*Exercise*:
How many lines in the records below contain the word "protocol"? Give only the number.

Entries from a dataset
-*-*-
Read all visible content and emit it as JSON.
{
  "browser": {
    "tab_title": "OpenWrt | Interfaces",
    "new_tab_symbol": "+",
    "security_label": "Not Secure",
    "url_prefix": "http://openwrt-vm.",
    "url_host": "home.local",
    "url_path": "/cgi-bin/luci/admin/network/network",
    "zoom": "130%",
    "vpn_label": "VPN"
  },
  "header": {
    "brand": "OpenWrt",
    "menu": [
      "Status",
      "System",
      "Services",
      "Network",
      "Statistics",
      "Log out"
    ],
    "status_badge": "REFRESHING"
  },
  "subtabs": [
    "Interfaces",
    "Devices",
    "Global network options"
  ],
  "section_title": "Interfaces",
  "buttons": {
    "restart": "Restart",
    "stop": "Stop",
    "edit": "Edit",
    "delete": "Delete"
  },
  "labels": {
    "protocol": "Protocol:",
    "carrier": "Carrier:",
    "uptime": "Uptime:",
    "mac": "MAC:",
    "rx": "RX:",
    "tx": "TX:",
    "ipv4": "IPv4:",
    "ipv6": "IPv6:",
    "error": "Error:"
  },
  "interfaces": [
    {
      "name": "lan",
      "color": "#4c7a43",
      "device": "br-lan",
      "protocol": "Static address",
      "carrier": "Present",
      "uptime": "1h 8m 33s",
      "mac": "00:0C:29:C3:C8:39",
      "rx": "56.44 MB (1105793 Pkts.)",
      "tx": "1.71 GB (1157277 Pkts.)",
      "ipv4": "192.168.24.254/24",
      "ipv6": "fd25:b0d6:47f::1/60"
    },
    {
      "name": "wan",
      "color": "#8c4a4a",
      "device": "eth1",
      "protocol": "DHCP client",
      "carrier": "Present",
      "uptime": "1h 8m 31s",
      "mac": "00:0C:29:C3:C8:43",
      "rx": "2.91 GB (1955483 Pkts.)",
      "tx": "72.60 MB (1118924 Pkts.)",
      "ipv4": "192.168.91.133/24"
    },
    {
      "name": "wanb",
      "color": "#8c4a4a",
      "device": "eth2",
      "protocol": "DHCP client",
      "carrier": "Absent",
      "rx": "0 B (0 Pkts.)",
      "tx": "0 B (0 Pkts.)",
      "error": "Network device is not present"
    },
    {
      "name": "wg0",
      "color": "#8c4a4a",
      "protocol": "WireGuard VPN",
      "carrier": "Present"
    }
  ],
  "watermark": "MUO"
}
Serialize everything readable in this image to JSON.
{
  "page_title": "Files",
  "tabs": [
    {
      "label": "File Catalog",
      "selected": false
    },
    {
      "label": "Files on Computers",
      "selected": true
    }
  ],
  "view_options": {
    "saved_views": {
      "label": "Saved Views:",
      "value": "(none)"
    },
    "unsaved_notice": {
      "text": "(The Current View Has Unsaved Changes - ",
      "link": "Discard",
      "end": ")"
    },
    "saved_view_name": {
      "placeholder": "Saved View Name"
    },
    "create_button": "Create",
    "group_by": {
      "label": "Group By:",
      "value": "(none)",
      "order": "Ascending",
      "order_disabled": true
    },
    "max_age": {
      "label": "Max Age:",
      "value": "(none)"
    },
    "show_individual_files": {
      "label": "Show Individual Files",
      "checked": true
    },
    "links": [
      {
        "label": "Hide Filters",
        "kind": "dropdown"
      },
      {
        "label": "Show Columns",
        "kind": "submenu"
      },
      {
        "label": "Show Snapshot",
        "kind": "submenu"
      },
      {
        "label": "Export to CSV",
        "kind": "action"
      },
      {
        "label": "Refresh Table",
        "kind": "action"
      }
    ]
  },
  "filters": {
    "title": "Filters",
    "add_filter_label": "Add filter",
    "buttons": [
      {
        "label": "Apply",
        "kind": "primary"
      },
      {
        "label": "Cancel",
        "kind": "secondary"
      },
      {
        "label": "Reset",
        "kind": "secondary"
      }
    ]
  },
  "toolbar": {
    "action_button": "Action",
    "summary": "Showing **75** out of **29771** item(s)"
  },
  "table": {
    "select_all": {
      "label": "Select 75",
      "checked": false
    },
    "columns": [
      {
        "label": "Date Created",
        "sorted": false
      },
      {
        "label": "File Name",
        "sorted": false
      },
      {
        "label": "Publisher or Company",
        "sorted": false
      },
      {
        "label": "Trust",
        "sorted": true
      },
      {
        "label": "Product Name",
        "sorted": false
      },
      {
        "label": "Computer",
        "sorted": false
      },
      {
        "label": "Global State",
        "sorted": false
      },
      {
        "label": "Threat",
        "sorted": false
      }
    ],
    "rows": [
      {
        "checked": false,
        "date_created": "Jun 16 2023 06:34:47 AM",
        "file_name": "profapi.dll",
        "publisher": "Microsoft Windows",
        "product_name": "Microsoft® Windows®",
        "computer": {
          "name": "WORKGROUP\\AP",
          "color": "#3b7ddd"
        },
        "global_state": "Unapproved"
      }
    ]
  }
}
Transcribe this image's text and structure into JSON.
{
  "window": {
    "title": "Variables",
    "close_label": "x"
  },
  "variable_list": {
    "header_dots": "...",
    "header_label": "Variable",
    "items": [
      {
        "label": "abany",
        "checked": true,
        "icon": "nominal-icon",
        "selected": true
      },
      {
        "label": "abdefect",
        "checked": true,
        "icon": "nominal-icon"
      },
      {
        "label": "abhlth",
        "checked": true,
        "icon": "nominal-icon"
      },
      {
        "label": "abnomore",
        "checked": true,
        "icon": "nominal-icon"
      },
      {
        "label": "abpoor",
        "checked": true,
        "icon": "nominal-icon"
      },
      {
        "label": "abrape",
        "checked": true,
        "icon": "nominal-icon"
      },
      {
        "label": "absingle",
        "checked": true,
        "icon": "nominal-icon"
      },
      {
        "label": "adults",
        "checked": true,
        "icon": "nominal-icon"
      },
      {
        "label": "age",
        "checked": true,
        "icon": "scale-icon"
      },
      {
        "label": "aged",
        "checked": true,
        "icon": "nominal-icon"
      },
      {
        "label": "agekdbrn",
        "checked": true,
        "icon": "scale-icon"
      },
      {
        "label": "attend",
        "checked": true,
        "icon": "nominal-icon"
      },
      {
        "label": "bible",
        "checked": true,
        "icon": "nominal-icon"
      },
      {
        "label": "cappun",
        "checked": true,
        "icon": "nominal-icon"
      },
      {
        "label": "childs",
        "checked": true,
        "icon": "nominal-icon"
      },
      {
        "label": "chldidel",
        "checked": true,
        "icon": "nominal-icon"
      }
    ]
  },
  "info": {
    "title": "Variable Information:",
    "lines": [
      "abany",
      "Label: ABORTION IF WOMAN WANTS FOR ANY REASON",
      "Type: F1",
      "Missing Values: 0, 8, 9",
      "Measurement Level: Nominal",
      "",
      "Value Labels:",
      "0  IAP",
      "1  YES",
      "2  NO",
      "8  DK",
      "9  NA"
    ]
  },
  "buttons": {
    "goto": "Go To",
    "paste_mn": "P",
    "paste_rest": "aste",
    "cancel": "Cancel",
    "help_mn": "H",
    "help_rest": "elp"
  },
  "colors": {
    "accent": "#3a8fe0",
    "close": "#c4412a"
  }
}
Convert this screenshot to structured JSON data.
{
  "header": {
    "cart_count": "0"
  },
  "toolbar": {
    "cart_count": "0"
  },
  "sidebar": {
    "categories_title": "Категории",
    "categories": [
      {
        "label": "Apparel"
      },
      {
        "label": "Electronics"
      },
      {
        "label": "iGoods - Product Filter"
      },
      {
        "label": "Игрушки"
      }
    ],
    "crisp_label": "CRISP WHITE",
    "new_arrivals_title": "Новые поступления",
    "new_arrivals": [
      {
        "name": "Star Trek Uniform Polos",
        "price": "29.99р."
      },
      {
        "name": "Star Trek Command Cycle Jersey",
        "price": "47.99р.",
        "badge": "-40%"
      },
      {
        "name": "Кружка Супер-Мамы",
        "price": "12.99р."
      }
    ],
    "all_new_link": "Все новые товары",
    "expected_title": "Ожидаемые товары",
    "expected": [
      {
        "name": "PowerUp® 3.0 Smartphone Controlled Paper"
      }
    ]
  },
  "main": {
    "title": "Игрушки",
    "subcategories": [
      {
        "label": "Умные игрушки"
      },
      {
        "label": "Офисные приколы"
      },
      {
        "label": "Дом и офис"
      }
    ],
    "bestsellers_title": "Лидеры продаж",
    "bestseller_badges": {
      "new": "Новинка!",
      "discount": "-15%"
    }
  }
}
-*-*-
*Output of the exercise*:
5